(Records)
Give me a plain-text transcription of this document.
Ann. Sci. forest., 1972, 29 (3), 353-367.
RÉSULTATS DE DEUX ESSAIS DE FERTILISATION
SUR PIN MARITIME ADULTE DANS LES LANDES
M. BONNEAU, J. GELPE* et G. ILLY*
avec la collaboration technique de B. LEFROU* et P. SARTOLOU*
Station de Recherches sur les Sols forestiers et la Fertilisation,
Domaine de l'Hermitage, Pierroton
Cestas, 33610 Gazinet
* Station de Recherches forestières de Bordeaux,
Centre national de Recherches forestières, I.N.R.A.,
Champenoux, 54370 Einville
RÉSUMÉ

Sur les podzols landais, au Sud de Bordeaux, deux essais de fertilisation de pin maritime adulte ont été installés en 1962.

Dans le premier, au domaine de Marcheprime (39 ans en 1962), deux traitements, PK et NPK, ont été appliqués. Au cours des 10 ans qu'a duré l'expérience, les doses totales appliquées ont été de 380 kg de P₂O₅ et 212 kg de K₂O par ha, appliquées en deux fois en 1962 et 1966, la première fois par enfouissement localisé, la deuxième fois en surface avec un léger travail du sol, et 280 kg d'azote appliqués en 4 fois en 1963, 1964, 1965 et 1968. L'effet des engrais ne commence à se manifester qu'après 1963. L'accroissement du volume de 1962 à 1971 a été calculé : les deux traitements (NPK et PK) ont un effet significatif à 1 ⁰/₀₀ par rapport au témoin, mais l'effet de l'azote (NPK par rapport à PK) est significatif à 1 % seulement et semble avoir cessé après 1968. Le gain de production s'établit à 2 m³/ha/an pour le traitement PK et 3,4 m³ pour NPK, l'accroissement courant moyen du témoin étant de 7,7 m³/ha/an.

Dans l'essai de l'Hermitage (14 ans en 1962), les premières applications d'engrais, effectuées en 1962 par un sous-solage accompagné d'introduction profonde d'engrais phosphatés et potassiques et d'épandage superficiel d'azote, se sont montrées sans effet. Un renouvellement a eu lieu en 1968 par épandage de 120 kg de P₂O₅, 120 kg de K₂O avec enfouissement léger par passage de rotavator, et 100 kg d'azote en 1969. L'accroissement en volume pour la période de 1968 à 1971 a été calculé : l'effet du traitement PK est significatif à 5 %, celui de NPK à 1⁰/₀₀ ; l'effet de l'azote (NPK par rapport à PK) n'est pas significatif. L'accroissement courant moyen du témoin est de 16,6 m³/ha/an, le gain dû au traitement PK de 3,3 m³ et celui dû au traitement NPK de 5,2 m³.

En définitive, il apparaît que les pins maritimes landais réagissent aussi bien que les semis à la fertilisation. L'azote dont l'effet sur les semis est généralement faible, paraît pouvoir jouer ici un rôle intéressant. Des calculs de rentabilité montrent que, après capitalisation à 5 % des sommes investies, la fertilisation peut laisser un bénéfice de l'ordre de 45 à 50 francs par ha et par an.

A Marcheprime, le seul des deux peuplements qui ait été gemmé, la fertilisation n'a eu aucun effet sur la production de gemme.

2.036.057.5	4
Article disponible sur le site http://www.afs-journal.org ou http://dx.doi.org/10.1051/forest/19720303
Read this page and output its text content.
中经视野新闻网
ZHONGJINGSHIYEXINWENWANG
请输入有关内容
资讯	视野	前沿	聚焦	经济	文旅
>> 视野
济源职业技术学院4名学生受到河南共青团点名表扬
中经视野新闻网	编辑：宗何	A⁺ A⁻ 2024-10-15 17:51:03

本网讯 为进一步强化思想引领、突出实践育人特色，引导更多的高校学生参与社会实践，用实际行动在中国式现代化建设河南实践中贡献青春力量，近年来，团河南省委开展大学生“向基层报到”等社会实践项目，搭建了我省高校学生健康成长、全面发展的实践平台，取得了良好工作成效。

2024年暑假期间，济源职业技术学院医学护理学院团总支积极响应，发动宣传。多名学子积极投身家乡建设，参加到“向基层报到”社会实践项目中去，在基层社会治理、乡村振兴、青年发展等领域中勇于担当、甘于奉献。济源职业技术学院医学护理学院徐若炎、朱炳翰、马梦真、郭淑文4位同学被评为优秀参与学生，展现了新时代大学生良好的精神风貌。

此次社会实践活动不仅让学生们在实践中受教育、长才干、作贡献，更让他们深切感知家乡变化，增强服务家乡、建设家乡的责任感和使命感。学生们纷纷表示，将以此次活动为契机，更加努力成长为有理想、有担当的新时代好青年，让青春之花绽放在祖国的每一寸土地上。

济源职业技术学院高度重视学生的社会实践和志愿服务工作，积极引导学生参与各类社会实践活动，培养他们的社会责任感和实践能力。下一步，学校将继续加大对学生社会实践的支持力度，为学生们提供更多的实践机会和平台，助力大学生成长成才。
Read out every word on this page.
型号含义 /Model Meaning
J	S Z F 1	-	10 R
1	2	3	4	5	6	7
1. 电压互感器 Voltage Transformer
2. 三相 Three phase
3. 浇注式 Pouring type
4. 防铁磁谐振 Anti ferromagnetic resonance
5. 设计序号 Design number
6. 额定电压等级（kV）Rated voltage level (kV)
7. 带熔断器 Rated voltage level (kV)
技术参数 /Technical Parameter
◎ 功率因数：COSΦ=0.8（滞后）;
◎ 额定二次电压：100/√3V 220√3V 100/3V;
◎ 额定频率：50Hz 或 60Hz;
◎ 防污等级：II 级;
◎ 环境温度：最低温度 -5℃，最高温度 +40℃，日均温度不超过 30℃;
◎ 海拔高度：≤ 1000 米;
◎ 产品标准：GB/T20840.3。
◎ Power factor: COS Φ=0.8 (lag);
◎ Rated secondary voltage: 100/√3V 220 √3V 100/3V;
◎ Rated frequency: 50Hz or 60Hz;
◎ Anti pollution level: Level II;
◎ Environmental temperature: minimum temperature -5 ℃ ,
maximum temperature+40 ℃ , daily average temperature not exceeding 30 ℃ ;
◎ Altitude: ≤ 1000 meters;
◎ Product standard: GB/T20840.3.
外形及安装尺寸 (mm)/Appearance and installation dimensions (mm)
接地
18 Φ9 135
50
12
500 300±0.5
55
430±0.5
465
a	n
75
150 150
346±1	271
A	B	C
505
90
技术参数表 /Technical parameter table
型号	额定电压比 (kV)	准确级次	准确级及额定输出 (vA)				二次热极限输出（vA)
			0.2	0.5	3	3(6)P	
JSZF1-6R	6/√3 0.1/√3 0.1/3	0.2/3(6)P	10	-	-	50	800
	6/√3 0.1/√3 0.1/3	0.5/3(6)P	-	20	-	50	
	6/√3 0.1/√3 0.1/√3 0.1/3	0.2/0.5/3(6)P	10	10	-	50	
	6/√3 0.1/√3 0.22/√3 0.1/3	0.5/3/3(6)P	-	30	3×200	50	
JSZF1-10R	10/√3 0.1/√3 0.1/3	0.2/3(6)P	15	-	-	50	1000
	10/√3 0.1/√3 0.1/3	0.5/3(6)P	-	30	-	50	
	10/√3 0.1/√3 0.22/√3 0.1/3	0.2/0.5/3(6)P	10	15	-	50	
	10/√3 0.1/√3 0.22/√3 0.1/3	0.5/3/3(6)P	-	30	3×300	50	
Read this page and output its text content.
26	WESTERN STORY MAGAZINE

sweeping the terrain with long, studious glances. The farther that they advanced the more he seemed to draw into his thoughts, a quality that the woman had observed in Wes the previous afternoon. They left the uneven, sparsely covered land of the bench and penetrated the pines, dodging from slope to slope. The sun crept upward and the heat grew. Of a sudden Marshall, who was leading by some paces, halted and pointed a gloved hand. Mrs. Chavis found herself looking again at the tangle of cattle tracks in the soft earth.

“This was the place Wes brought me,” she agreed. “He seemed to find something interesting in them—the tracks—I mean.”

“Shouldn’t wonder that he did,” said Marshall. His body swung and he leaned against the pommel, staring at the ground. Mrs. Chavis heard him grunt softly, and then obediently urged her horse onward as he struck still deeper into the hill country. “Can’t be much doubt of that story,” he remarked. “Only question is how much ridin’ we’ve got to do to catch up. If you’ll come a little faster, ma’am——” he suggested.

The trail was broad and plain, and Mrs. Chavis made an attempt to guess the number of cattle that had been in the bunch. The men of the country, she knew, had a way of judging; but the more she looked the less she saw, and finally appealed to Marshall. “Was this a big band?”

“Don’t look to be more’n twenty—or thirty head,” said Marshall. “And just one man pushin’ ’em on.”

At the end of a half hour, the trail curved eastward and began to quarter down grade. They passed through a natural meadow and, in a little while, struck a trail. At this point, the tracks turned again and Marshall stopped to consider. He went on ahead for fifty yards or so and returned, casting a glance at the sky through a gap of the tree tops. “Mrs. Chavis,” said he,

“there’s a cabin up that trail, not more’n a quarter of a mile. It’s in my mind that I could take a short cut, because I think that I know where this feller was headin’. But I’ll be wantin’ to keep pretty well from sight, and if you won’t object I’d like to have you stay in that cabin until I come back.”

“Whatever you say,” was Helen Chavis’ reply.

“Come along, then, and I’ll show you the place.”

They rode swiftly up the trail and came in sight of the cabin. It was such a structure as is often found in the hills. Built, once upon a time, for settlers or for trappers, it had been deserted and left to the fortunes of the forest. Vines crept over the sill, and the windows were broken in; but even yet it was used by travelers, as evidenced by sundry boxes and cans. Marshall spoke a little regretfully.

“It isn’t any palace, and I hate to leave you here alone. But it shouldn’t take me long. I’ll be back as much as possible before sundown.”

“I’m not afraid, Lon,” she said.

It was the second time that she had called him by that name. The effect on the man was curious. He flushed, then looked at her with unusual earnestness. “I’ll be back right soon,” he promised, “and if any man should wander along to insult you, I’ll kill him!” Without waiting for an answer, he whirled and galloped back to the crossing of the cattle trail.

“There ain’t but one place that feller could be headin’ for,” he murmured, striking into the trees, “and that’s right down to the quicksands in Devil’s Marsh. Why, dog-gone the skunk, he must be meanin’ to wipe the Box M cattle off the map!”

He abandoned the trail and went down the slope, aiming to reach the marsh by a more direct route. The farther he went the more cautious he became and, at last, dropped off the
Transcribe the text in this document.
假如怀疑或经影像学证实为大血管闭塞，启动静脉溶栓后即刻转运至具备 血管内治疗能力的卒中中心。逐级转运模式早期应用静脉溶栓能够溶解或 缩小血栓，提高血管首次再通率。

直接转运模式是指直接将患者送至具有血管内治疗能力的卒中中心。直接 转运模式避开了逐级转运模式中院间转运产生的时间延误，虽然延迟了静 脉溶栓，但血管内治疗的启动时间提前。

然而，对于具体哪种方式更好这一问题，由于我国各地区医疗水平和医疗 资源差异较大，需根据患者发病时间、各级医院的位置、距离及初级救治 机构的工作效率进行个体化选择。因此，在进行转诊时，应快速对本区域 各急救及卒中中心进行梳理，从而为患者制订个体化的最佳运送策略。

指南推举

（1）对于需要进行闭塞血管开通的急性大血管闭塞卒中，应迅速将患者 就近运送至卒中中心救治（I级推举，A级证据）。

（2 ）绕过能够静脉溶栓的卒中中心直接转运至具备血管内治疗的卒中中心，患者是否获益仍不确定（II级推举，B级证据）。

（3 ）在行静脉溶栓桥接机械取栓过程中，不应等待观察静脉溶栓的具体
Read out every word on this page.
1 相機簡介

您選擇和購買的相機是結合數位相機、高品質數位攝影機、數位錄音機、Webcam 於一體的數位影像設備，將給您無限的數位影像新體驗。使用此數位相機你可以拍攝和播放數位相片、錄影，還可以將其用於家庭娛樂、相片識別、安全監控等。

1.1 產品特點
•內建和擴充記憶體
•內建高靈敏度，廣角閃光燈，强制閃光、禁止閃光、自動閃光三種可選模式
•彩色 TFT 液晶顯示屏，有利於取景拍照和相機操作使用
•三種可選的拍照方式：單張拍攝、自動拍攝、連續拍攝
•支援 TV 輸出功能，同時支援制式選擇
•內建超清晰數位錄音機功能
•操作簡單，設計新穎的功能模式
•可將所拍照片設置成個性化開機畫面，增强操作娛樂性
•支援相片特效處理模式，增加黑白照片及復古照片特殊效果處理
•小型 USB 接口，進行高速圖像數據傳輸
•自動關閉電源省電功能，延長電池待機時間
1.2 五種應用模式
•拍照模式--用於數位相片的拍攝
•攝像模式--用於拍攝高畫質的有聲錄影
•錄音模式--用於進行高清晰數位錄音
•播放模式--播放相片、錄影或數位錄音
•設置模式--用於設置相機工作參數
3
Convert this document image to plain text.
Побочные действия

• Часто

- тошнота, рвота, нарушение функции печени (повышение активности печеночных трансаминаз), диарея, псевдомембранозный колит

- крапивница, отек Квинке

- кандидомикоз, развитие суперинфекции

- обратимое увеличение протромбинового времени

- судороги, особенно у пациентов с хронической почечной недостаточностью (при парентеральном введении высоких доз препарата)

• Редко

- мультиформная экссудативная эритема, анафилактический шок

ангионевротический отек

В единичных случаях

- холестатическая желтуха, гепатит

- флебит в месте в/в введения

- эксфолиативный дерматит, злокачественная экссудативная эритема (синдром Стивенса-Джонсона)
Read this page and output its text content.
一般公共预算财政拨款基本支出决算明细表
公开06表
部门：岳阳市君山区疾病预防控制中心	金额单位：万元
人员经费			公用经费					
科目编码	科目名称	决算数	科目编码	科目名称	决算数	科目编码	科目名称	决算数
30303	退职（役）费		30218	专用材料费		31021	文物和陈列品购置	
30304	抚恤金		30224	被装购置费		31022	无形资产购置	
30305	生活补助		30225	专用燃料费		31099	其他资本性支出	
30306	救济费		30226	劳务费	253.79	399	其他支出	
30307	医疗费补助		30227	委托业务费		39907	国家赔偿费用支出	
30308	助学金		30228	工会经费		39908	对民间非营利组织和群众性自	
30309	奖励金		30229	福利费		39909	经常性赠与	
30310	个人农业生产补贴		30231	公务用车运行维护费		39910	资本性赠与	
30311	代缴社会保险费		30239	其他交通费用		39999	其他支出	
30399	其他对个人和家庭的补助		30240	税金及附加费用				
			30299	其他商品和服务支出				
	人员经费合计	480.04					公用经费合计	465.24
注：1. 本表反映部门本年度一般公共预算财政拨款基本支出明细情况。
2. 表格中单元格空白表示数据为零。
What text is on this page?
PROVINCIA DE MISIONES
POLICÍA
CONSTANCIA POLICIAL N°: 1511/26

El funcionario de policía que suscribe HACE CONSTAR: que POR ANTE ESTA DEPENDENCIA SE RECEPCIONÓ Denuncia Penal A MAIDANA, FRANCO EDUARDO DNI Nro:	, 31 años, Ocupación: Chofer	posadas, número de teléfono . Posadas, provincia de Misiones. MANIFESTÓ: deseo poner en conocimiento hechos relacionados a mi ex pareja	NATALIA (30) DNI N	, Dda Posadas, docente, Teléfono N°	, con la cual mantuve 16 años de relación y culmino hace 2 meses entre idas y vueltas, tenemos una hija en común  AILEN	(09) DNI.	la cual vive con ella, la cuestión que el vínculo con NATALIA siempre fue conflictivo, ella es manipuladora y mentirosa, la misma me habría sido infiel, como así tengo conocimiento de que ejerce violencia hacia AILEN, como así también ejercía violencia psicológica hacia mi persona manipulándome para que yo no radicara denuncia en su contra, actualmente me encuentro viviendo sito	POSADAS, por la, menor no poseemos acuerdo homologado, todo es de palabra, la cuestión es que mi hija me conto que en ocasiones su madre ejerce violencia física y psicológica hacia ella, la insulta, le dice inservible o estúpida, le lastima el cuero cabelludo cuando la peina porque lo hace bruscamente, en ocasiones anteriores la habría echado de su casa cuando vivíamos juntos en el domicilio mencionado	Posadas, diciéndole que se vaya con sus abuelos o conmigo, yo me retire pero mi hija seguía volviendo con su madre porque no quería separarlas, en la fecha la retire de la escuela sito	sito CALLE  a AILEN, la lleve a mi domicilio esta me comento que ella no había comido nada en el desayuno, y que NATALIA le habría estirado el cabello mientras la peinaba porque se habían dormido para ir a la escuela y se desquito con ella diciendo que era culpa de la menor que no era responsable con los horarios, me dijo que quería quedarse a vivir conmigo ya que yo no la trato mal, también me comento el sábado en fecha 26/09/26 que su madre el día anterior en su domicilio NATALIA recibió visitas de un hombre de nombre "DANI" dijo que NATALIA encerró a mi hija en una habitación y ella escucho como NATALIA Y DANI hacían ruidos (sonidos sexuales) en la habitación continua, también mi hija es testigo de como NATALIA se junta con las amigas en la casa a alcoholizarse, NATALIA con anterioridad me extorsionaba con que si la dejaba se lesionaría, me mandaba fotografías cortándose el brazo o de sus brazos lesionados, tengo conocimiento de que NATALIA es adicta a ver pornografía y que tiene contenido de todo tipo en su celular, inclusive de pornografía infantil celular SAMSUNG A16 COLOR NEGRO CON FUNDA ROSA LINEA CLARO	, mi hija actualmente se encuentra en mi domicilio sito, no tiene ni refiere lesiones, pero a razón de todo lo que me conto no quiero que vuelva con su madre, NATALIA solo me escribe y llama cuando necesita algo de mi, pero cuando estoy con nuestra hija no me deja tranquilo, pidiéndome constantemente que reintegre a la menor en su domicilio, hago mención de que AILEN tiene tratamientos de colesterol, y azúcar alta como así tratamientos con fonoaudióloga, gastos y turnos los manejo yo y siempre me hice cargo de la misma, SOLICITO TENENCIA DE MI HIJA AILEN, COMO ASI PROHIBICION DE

Problem requirements:
Return only the number of lines in the data above that include the word "向基层报到".

Problem solution:
2